## Objective
Output the lines below as a numbered list, leaving out any blank lines.

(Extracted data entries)

§ §

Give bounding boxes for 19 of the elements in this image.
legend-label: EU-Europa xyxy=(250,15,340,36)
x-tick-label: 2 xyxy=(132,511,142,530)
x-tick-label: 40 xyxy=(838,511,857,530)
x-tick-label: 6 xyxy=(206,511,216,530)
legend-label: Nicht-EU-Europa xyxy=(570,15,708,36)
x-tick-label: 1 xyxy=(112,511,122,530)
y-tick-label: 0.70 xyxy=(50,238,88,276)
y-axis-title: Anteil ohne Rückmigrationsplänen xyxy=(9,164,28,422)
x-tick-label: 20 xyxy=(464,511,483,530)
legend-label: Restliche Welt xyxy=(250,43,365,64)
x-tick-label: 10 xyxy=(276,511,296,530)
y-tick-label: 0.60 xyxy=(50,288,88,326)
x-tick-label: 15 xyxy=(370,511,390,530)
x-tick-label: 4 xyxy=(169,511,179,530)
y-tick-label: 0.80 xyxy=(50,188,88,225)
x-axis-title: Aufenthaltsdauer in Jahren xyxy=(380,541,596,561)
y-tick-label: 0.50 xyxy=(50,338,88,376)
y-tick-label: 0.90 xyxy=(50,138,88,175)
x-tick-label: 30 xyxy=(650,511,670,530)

§ §

## Written solution
1. Give bounding boxes for 19 of the elements in this image.
2. legend-label: EU-Europa xyxy=(250,15,340,36)
3. x-tick-label: 2 xyxy=(132,511,142,530)
4. x-tick-label: 40 xyxy=(838,511,857,530)
5. x-tick-label: 6 xyxy=(206,511,216,530)
6. legend-label: Nicht-EU-Europa xyxy=(570,15,708,36)
7. x-tick-label: 1 xyxy=(112,511,122,530)
8. y-tick-label: 0.70 xyxy=(50,238,88,276)
9. y-axis-title: Anteil ohne Rückmigrationsplänen xyxy=(9,164,28,422)
10. x-tick-label: 20 xyxy=(464,511,483,530)
11. legend-label: Restliche Welt xyxy=(250,43,365,64)
12. x-tick-label: 10 xyxy=(276,511,296,530)
13. y-tick-label: 0.60 xyxy=(50,288,88,326)
14. x-tick-label: 15 xyxy=(370,511,390,530)
15. x-tick-label: 4 xyxy=(169,511,179,530)
16. y-tick-label: 0.80 xyxy=(50,188,88,225)
17. x-axis-title: Aufenthaltsdauer in Jahren xyxy=(380,541,596,561)
18. y-tick-label: 0.50 xyxy=(50,338,88,376)
19. y-tick-label: 0.90 xyxy=(50,138,88,175)
20. x-tick-label: 30 xyxy=(650,511,670,530)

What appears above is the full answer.